**INFORMATION GIVEN:**
— start —
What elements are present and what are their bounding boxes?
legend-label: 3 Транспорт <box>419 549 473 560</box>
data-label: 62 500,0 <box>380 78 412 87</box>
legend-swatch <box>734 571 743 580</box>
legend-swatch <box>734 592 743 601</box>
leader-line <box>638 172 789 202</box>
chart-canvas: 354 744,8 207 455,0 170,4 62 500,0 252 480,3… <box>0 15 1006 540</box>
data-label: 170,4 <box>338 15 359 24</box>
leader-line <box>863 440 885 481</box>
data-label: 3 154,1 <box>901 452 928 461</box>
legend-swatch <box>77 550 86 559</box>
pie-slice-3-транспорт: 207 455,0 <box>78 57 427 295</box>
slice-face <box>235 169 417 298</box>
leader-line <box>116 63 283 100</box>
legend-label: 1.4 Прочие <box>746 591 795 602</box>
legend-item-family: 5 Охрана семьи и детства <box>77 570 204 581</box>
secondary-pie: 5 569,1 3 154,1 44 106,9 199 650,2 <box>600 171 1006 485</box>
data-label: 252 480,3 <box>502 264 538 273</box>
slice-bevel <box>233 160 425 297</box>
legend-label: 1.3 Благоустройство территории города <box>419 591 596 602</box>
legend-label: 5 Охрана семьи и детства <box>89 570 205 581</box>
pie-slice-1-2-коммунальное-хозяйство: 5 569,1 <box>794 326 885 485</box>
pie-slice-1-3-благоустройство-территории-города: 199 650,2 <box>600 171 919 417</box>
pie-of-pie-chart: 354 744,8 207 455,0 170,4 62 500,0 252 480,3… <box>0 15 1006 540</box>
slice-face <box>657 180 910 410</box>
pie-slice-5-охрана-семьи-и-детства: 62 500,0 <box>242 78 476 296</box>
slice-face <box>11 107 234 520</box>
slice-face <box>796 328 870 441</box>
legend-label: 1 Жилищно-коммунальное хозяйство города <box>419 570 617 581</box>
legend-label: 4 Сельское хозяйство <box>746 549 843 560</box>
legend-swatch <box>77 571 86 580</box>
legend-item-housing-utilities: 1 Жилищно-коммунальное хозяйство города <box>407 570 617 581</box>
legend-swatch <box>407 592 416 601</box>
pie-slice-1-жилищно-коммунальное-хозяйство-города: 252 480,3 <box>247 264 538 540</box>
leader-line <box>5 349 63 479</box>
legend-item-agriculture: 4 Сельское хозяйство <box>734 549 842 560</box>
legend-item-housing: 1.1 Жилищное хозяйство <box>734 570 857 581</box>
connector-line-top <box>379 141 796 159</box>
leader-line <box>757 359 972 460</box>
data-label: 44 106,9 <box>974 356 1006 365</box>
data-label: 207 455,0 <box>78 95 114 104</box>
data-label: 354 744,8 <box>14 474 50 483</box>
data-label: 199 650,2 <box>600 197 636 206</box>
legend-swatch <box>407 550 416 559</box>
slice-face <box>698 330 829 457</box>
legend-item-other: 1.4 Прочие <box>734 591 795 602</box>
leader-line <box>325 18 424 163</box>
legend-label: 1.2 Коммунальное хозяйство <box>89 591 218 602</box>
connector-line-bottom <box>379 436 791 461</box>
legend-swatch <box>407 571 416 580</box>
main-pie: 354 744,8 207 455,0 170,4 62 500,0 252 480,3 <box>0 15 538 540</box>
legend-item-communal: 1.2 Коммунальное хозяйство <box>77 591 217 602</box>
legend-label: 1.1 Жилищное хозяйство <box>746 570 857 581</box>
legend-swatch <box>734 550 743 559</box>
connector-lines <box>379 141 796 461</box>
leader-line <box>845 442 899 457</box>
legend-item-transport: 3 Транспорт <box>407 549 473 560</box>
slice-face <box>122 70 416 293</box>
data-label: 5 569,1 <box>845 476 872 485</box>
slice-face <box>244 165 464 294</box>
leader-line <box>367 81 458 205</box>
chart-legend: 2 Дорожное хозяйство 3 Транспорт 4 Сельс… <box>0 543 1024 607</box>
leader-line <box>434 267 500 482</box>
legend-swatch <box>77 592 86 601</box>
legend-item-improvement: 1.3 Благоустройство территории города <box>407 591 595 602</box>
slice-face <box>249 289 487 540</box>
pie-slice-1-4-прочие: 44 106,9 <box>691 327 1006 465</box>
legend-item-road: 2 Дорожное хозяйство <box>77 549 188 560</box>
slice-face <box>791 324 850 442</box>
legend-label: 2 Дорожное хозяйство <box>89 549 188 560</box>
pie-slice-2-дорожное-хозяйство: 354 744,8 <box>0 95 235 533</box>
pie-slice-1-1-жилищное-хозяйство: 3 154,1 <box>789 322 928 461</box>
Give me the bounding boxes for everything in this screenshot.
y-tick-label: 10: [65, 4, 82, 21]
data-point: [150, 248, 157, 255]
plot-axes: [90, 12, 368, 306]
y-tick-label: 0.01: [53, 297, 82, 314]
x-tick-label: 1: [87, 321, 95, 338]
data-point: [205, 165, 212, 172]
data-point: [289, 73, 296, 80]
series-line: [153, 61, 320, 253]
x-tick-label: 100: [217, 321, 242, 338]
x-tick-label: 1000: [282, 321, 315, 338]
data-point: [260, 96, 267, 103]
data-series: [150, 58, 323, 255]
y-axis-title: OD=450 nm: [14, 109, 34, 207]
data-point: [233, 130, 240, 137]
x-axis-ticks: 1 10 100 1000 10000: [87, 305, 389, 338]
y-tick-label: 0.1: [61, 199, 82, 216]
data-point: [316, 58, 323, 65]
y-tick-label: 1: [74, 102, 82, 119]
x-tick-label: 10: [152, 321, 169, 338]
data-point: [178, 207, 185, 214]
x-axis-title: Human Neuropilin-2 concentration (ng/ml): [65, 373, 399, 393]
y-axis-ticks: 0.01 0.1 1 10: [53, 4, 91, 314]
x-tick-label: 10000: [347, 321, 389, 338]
— end —
**GIVEN REQUEST:**
Please rewrite the rows, starting at the first one and ending at the one containing "chart-canvas: 354 744,8", changing "leader-line" to "connector-line" and keeping everything else the same.

**THE REPLY:**
What elements are present and what are their bounding boxes?
legend-label: 3 Транспорт <box>419 549 473 560</box>
data-label: 62 500,0 <box>380 78 412 87</box>
legend-swatch <box>734 571 743 580</box>
legend-swatch <box>734 592 743 601</box>
connector-line <box>638 172 789 202</box>
chart-canvas: 354 744,8 207 455,0 170,4 62 500,0 252 480,3… <box>0 15 1006 540</box>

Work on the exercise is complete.